--- START OF DATA FOR THIS EXERCISE ---
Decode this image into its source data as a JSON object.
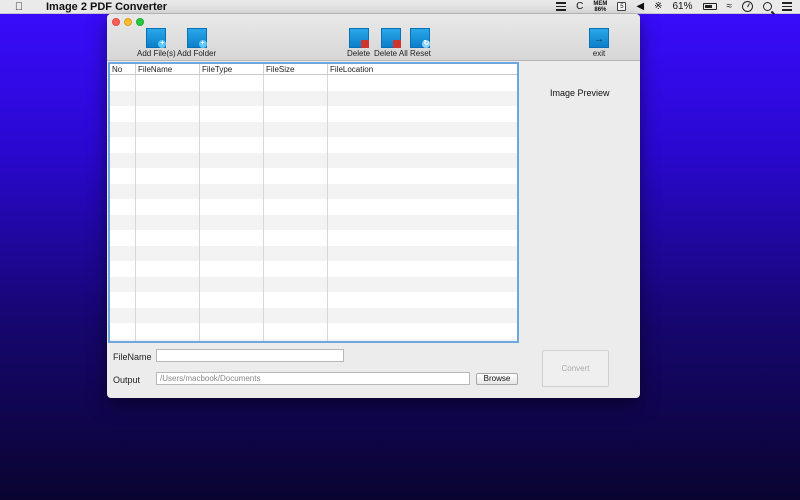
{
  "menubar": {
    "apple_icon": "apple-logo",
    "app_name": "Image 2 PDF Converter",
    "c_label": "C",
    "mem_label": "MEM",
    "mem_value": "86%",
    "battery": "61%",
    "mini_box": "5"
  },
  "toolbar": {
    "add_files": "Add File(s)",
    "add_folder": "Add Folder",
    "delete": "Delete",
    "delete_all": "Delete All",
    "reset": "Reset",
    "exit": "exit"
  },
  "table": {
    "columns": [
      "No",
      "FileName",
      "FileType",
      "FileSize",
      "FileLocation"
    ],
    "rows": []
  },
  "preview": {
    "label": "Image Preview"
  },
  "form": {
    "filename_label": "FileName",
    "filename_value": "",
    "output_label": "Output",
    "output_value": "/Users/macbook/Documents",
    "browse_label": "Browse",
    "convert_label": "Convert"
  },
  "colors": {
    "desktop_top": "#3a0cff",
    "toolbar_icon": "#1a92dc",
    "table_focus_border": "#6ca8de"
  }
}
--- END OF DATA FOR THIS EXERCISE ---
WHAT IS ASKED
Go through the material above and count the lines that contain "Delete"; answer with the number alone.

RESULT OF THE TASK
2